**TASK DESCRIPTION:**
For this task, extract exactly the lines of the data below, from the line containing "What's the underlying" through the last one, with pictures left out.

━━━ SUPPLIED ENTRIES ━━━

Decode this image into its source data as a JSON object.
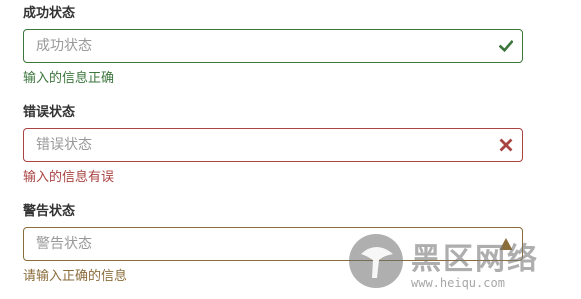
{
  "colors": {
    "success": "#3c763d",
    "error": "#a94442",
    "warning": "#8a6d3b"
  },
  "success_group": {
    "label": "成功状态",
    "placeholder": "成功状态",
    "icon": "check-icon",
    "help": "输入的信息正确"
  },
  "error_group": {
    "label": "错误状态",
    "placeholder": "错误状态",
    "icon": "close-icon",
    "help": "输入的信息有误"
  },
  "warning_group": {
    "label": "警告状态",
    "placeholder": "警告状态",
    "icon": "warning-icon",
    "help": "请输入正确的信息"
  },
  "watermark": {
    "title": "黑区网络",
    "url": "www.heiqu.com"
  }
}
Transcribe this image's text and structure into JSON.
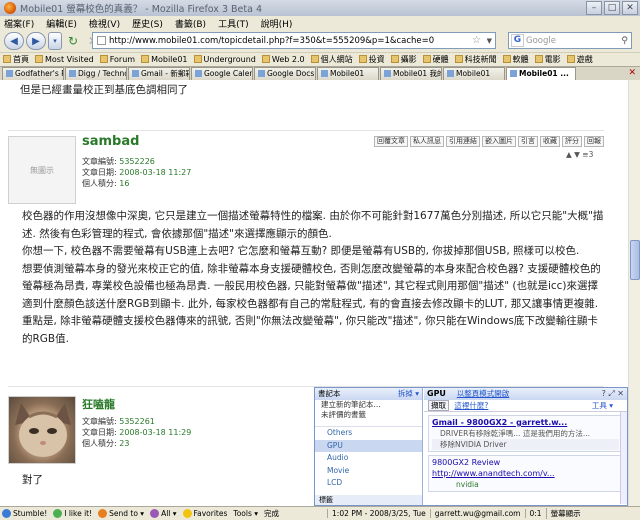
{
  "window": {
    "title": "Mobile01 螢幕校色的真義？ - Mozilla Firefox 3 Beta 4"
  },
  "menu": [
    "檔案(F)",
    "編輯(E)",
    "檢視(V)",
    "歷史(S)",
    "書籤(B)",
    "工具(T)",
    "說明(H)"
  ],
  "nav": {
    "url": "http://www.mobile01.com/topicdetail.php?f=350&t=555209&p=1&cache=0",
    "search_placeholder": "Google"
  },
  "bookmarks": [
    "首頁",
    "Most Visited",
    "Forum",
    "Mobile01",
    "Underground",
    "Web 2.0",
    "個人網站",
    "投資",
    "攝影",
    "硬體",
    "科技新聞",
    "軟體",
    "電影",
    "遊戲"
  ],
  "tabs": [
    {
      "label": "Godfather's Per..."
    },
    {
      "label": "Digg / Technolo..."
    },
    {
      "label": "Gmail - 新郵箱 -..."
    },
    {
      "label": "Google Calendar"
    },
    {
      "label": "Google Docs - F..."
    },
    {
      "label": "Mobile01"
    },
    {
      "label": "Mobile01 我的..."
    },
    {
      "label": "Mobile01"
    },
    {
      "label": "Mobile01 ..."
    }
  ],
  "content": {
    "prev_text": "但是已經畫量校正到基底色調相同了",
    "post1": {
      "avatar_label": "無圖示",
      "author": "sambad",
      "number_label": "文章編號:",
      "number": "5352226",
      "date_label": "文章日期:",
      "date": "2008-03-18 11:27",
      "points_label": "個人積分:",
      "points": "16",
      "actions": [
        "回覆文章",
        "私人訊息",
        "引用連結",
        "嵌入圖片",
        "引言",
        "收藏",
        "評分",
        "回報"
      ],
      "votes": "▲ ▼ ≡3",
      "paragraphs": [
        "校色器的作用沒想像中深奧, 它只是建立一個描述螢幕特性的檔案. 由於你不可能針對1677萬色分別描述, 所以它只能\"大概\"描述. 然後有色彩管理的程式, 會依據那個\"描述\"來選擇應顯示的顏色.",
        "你想一下, 校色器不需要螢幕有USB連上去吧? 它怎麼和螢幕互動? 即便是螢幕有USB的, 你拔掉那個USB, 照樣可以校色.",
        "想要偵測螢幕本身的發光來校正它的值, 除非螢幕本身支援硬體校色, 否則怎麼改變螢幕的本身來配合校色器? 支援硬體校色的螢幕極為昂貴, 專業校色設備也極為昂貴. 一般民用校色器, 只能對螢幕做\"描述\", 其它程式則用那個\"描述\" (也就是icc)來選擇適到什麼顏色該送什麼RGB到顯卡. 此外, 每家校色器都有自己的常駐程式, 有的會直接去修改顯卡的LUT, 那又讓事情更複雜.",
        "重點是, 除非螢幕硬體支援校色器傳來的訊號, 否則\"你無法改變螢幕\", 你只能改\"描述\", 你只能在Windows底下改變輸往顯卡的RGB值."
      ]
    },
    "post2": {
      "author": "狂嗑龍",
      "number_label": "文章編號:",
      "number": "5352261",
      "date_label": "文章日期:",
      "date": "2008-03-18 11:29",
      "points_label": "個人積分:",
      "points": "23",
      "text": "對了"
    }
  },
  "sidebar": {
    "left": {
      "header": "書記本",
      "header_action": "拆掉 ▾",
      "rows": [
        "建立新的筆記本...",
        "未評價的書籤"
      ],
      "list": [
        "Others",
        "GPU",
        "Audio",
        "Movie",
        "LCD"
      ],
      "selected": "GPU",
      "footer": "標籤"
    },
    "right": {
      "title": "GPU",
      "title_link": "以整頁模式開啟",
      "controls": "? ⤢ ✕",
      "toolbar_button": "擷取",
      "toolbar_link": "這裡什麼?",
      "tools_label": "工具 ▾",
      "results": [
        {
          "title": "Gmail - 9800GX2 - garrett.w...",
          "snippet": "DRIVER有移除乾淨嗎... 這是我們用的方法...",
          "tag": "移除NVIDIA Driver"
        },
        {
          "title": "9800GX2 Review",
          "link": "http://www.anandtech.com/v...",
          "tag": "nvidia"
        }
      ]
    }
  },
  "status": {
    "items": [
      "Stumble!",
      "I like it!",
      "Send to ▾",
      "All ▾",
      "Favorites",
      "Tools ▾",
      "完成"
    ],
    "time": "1:02 PM - 2008/3/25, Tue",
    "email": "garrett.wu@gmail.com",
    "count": "0:1",
    "right": "螢幕顯示"
  }
}
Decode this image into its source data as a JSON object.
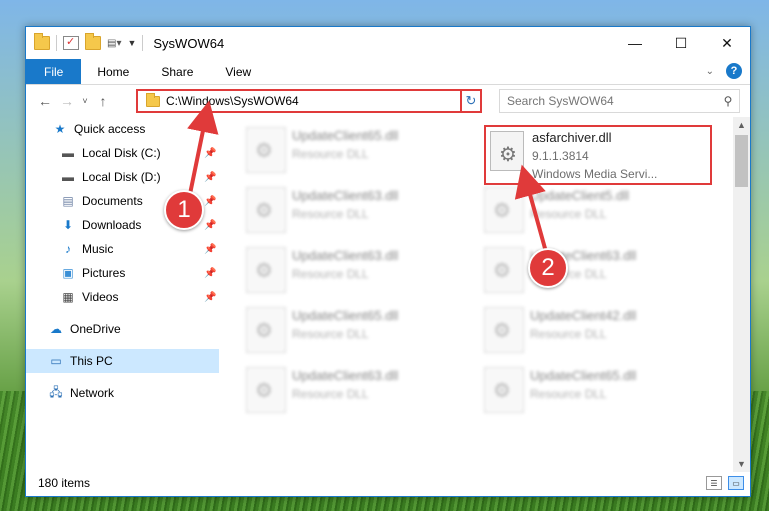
{
  "window": {
    "title": "SysWOW64",
    "controls": {
      "minimize": "—",
      "maximize": "☐",
      "close": "✕"
    }
  },
  "ribbon": {
    "tabs": [
      "File",
      "Home",
      "Share",
      "View"
    ],
    "help": "?"
  },
  "navigation": {
    "back": "←",
    "forward": "→",
    "recent": "˅",
    "up": "↑",
    "address": "C:\\Windows\\SysWOW64",
    "refresh": "↻",
    "search_placeholder": "Search SysWOW64"
  },
  "sidebar": {
    "items": [
      {
        "label": "Quick access",
        "icon": "star-icon"
      },
      {
        "label": "Local Disk (C:)",
        "icon": "drive-icon"
      },
      {
        "label": "Local Disk (D:)",
        "icon": "drive-icon"
      },
      {
        "label": "Documents",
        "icon": "documents-icon"
      },
      {
        "label": "Downloads",
        "icon": "download-icon"
      },
      {
        "label": "Music",
        "icon": "music-icon"
      },
      {
        "label": "Pictures",
        "icon": "pictures-icon"
      },
      {
        "label": "Videos",
        "icon": "videos-icon"
      },
      {
        "label": "OneDrive",
        "icon": "cloud-icon"
      },
      {
        "label": "This PC",
        "icon": "computer-icon"
      },
      {
        "label": "Network",
        "icon": "network-icon"
      }
    ]
  },
  "files": [
    {
      "name": "UpdateClient65.dll",
      "sub": "Resource DLL"
    },
    {
      "name": "asfarchiver.dll",
      "sub": "9.1.1.3814",
      "sub2": "Windows Media Servi..."
    },
    {
      "name": "UpdateClient63.dll",
      "sub": "Resource DLL"
    },
    {
      "name": "UpdateClient5.dll",
      "sub": "Resource DLL"
    },
    {
      "name": "UpdateClient63.dll",
      "sub": "Resource DLL"
    },
    {
      "name": "UpdateClient63.dll",
      "sub": "Resource DLL"
    },
    {
      "name": "UpdateClient65.dll",
      "sub": "Resource DLL"
    },
    {
      "name": "UpdateClient42.dll",
      "sub": "Resource DLL"
    },
    {
      "name": "UpdateClient63.dll",
      "sub": "Resource DLL"
    },
    {
      "name": "UpdateClient65.dll",
      "sub": "Resource DLL"
    }
  ],
  "status": {
    "count": "180 items"
  },
  "callouts": [
    "1",
    "2"
  ],
  "colors": {
    "accent": "#1979ca",
    "highlight": "#e03a3a",
    "selected": "#cce8ff"
  }
}
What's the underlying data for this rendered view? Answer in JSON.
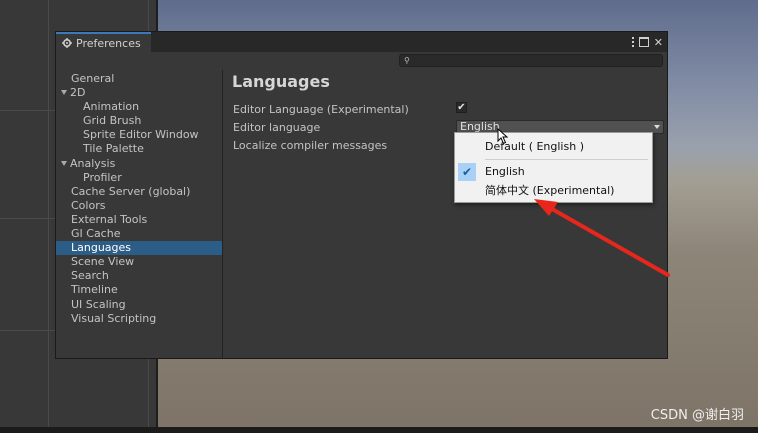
{
  "window": {
    "tab_title": "Preferences",
    "close_glyph": "✕"
  },
  "sidebar": {
    "items": [
      {
        "label": "General",
        "level": 0
      },
      {
        "label": "2D",
        "level": 0,
        "expanded": true
      },
      {
        "label": "Animation",
        "level": 1
      },
      {
        "label": "Grid Brush",
        "level": 1
      },
      {
        "label": "Sprite Editor Window",
        "level": 1
      },
      {
        "label": "Tile Palette",
        "level": 1
      },
      {
        "label": "Analysis",
        "level": 0,
        "expanded": true
      },
      {
        "label": "Profiler",
        "level": 1
      },
      {
        "label": "Cache Server (global)",
        "level": 0
      },
      {
        "label": "Colors",
        "level": 0
      },
      {
        "label": "External Tools",
        "level": 0
      },
      {
        "label": "GI Cache",
        "level": 0
      },
      {
        "label": "Languages",
        "level": 0,
        "selected": true
      },
      {
        "label": "Scene View",
        "level": 0
      },
      {
        "label": "Search",
        "level": 0
      },
      {
        "label": "Timeline",
        "level": 0
      },
      {
        "label": "UI Scaling",
        "level": 0
      },
      {
        "label": "Visual Scripting",
        "level": 0
      }
    ]
  },
  "main": {
    "title": "Languages",
    "editor_language_experimental_label": "Editor Language (Experimental)",
    "editor_language_experimental_checked": true,
    "editor_language_label": "Editor language",
    "editor_language_value": "English",
    "localize_compiler_label": "Localize compiler messages"
  },
  "language_menu": {
    "options": [
      {
        "label": "Default ( English )",
        "checked": false
      },
      {
        "label": "English",
        "checked": true
      },
      {
        "label": "简体中文 (Experimental)",
        "checked": false
      }
    ]
  },
  "watermark": "CSDN @谢白羽",
  "colors": {
    "selection": "#2c5d87",
    "tab_accent": "#3a79bb",
    "arrow": "#e8271c"
  }
}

━━━

**RESPONSE:**
What's the underlying data for this rendered view? Answer in JSON.
{
  "window": {
    "tab_title": "Preferences",
    "close_glyph": "✕"
  },
  "sidebar": {
    "items": [
      {
        "label": "General",
        "level": 0
      },
      {
        "label": "2D",
        "level": 0,
        "expanded": true
      },
      {
        "label": "Animation",
        "level": 1
      },
      {
        "label": "Grid Brush",
        "level": 1
      },
      {
        "label": "Sprite Editor Window",
        "level": 1
      },
      {
        "label": "Tile Palette",
        "level": 1
      },
      {
        "label": "Analysis",
        "level": 0,
        "expanded": true
      },
      {
        "label": "Profiler",
        "level": 1
      },
      {
        "label": "Cache Server (global)",
        "level": 0
      },
      {
        "label": "Colors",
        "level": 0
      },
      {
        "label": "External Tools",
        "level": 0
      },
      {
        "label": "GI Cache",
        "level": 0
      },
      {
        "label": "Languages",
        "level": 0,
        "selected": true
      },
      {
        "label": "Scene View",
        "level": 0
      },
      {
        "label": "Search",
        "level": 0
      },
      {
        "label": "Timeline",
        "level": 0
      },
      {
        "label": "UI Scaling",
        "level": 0
      },
      {
        "label": "Visual Scripting",
        "level": 0
      }
    ]
  },
  "main": {
    "title": "Languages",
    "editor_language_experimental_label": "Editor Language (Experimental)",
    "editor_language_experimental_checked": true,
    "editor_language_label": "Editor language",
    "editor_language_value": "English",
    "localize_compiler_label": "Localize compiler messages"
  },
  "language_menu": {
    "options": [
      {
        "label": "Default ( English )",
        "checked": false
      },
      {
        "label": "English",
        "checked": true
      },
      {
        "label": "简体中文 (Experimental)",
        "checked": false
      }
    ]
  },
  "watermark": "CSDN @谢白羽",
  "colors": {
    "selection": "#2c5d87",
    "tab_accent": "#3a79bb",
    "arrow": "#e8271c"
  }
}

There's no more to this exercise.